§ WHAT THE TASK ASKS
Extract all data as written.

§ DATASET EXTRACT

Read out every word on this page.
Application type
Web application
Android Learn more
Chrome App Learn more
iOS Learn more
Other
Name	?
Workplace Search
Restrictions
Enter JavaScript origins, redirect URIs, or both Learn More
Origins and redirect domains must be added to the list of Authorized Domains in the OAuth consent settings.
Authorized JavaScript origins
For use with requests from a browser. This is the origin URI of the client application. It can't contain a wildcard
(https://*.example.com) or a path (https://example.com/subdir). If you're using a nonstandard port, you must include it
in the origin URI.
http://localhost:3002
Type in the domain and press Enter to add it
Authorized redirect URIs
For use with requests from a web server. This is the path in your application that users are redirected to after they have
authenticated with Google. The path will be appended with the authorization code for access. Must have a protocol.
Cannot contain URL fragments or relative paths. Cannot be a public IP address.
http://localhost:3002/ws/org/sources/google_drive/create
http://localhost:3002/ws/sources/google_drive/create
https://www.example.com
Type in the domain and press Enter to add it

§ SOLUTION TO THE EXERCISE
Read out every word on this page.
Application type
Web application
Android Learn more
Chrome App Learn more
iOS Learn more
Other
Name	?
Workplace Search
Restrictions
Enter JavaScript origins, redirect URIs, or both Learn More
Origins and redirect domains must be added to the list of Authorized Domains in the OAuth consent settings.
Authorized JavaScript origins
For use with requests from a browser. This is the origin URI of the client application. It can't contain a wildcard
(https://*.example.com) or a path (https://example.com/subdir). If you're using a nonstandard port, you must include it
in the origin URI.
http://localhost:3002
Type in the domain and press Enter to add it
Authorized redirect URIs
For use with requests from a web server. This is the path in your application that users are redirected to after they have
authenticated with Google. The path will be appended with the authorization code for access. Must have a protocol.
Cannot contain URL fragments or relative paths. Cannot be a public IP address.
http://localhost:3002/ws/org/sources/google_drive/create
http://localhost:3002/ws/sources/google_drive/create
https://www.example.com
Type in the domain and press Enter to add it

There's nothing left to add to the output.